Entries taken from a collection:
━━━━━━

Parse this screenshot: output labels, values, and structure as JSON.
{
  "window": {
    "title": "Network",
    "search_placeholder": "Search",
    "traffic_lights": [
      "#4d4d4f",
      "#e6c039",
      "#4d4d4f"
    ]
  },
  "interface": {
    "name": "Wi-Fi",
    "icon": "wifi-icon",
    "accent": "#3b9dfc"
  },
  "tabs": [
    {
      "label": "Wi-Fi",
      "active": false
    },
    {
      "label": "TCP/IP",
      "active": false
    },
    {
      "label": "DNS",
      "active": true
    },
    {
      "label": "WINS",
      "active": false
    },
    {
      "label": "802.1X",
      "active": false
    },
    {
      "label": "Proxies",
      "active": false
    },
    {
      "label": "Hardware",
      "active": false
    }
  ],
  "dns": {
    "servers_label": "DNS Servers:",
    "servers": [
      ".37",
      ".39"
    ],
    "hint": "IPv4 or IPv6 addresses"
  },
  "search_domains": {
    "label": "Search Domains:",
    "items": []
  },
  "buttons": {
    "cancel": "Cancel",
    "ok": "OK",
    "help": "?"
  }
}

━━━━━━

• **Problem to solve**
Make an exact copy of all the data.

• **Written response**
Parse this screenshot: output labels, values, and structure as JSON.
{
  "window": {
    "title": "Network",
    "search_placeholder": "Search",
    "traffic_lights": [
      "#4d4d4f",
      "#e6c039",
      "#4d4d4f"
    ]
  },
  "interface": {
    "name": "Wi-Fi",
    "icon": "wifi-icon",
    "accent": "#3b9dfc"
  },
  "tabs": [
    {
      "label": "Wi-Fi",
      "active": false
    },
    {
      "label": "TCP/IP",
      "active": false
    },
    {
      "label": "DNS",
      "active": true
    },
    {
      "label": "WINS",
      "active": false
    },
    {
      "label": "802.1X",
      "active": false
    },
    {
      "label": "Proxies",
      "active": false
    },
    {
      "label": "Hardware",
      "active": false
    }
  ],
  "dns": {
    "servers_label": "DNS Servers:",
    "servers": [
      ".37",
      ".39"
    ],
    "hint": "IPv4 or IPv6 addresses"
  },
  "search_domains": {
    "label": "Search Domains:",
    "items": []
  },
  "buttons": {
    "cancel": "Cancel",
    "ok": "OK",
    "help": "?"
  }
}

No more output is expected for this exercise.